What you should do:
Transcribe every line exactly. Leave the pictures behind.
-- START OF Task input --
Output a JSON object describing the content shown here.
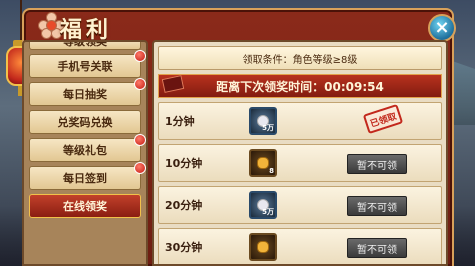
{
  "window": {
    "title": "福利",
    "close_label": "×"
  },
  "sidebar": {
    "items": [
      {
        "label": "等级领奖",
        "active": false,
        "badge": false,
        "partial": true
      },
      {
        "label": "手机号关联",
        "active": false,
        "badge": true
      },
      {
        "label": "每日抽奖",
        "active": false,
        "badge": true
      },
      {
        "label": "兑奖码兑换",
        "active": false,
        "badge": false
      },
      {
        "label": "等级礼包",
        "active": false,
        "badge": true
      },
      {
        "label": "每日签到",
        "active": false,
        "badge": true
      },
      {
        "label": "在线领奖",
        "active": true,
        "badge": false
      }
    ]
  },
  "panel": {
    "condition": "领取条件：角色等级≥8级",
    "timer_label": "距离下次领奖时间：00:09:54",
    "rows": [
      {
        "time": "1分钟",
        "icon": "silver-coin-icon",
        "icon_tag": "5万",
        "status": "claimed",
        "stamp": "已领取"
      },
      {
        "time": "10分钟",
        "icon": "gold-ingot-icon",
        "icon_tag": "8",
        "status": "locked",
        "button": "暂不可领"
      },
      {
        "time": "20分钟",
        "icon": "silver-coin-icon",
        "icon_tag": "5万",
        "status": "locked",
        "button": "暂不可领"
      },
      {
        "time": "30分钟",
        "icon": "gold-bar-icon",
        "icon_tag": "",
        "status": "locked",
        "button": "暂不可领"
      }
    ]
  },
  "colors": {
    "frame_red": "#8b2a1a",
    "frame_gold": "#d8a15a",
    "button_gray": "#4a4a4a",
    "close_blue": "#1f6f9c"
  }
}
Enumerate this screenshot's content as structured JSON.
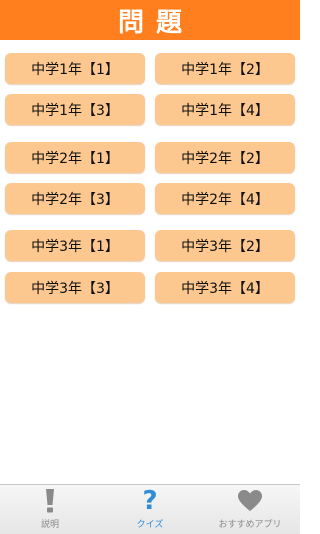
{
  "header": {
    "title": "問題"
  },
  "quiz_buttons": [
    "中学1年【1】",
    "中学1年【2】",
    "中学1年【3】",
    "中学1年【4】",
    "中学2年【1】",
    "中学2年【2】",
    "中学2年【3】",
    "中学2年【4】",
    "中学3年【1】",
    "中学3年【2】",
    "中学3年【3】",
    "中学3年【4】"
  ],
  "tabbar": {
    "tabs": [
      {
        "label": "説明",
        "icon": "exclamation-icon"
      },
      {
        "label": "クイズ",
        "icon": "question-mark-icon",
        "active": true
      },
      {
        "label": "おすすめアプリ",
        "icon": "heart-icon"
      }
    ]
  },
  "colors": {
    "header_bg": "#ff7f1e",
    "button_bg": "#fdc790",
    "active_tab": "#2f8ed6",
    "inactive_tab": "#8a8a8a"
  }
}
-- END OF Task input --
Correct output:
Output a JSON object describing the content shown here.
{
  "window": {
    "title": "福利",
    "close_label": "×"
  },
  "sidebar": {
    "items": [
      {
        "label": "等级领奖",
        "active": false,
        "badge": false,
        "partial": true
      },
      {
        "label": "手机号关联",
        "active": false,
        "badge": true
      },
      {
        "label": "每日抽奖",
        "active": false,
        "badge": true
      },
      {
        "label": "兑奖码兑换",
        "active": false,
        "badge": false
      },
      {
        "label": "等级礼包",
        "active": false,
        "badge": true
      },
      {
        "label": "每日签到",
        "active": false,
        "badge": true
      },
      {
        "label": "在线领奖",
        "active": true,
        "badge": false
      }
    ]
  },
  "panel": {
    "condition": "领取条件：角色等级≥8级",
    "timer_label": "距离下次领奖时间：00:09:54",
    "rows": [
      {
        "time": "1分钟",
        "icon": "silver-coin-icon",
        "icon_tag": "5万",
        "status": "claimed",
        "stamp": "已领取"
      },
      {
        "time": "10分钟",
        "icon": "gold-ingot-icon",
        "icon_tag": "8",
        "status": "locked",
        "button": "暂不可领"
      },
      {
        "time": "20分钟",
        "icon": "silver-coin-icon",
        "icon_tag": "5万",
        "status": "locked",
        "button": "暂不可领"
      },
      {
        "time": "30分钟",
        "icon": "gold-bar-icon",
        "icon_tag": "",
        "status": "locked",
        "button": "暂不可领"
      }
    ]
  },
  "colors": {
    "frame_red": "#8b2a1a",
    "frame_gold": "#d8a15a",
    "button_gray": "#4a4a4a",
    "close_blue": "#1f6f9c"
  }
}
Enumerate this screenshot's content as structured JSON.
{
  "header": {
    "title": "問題"
  },
  "quiz_buttons": [
    "中学1年【1】",
    "中学1年【2】",
    "中学1年【3】",
    "中学1年【4】",
    "中学2年【1】",
    "中学2年【2】",
    "中学2年【3】",
    "中学2年【4】",
    "中学3年【1】",
    "中学3年【2】",
    "中学3年【3】",
    "中学3年【4】"
  ],
  "tabbar": {
    "tabs": [
      {
        "label": "説明",
        "icon": "exclamation-icon"
      },
      {
        "label": "クイズ",
        "icon": "question-mark-icon",
        "active": true
      },
      {
        "label": "おすすめアプリ",
        "icon": "heart-icon"
      }
    ]
  },
  "colors": {
    "header_bg": "#ff7f1e",
    "button_bg": "#fdc790",
    "active_tab": "#2f8ed6",
    "inactive_tab": "#8a8a8a"
  }
}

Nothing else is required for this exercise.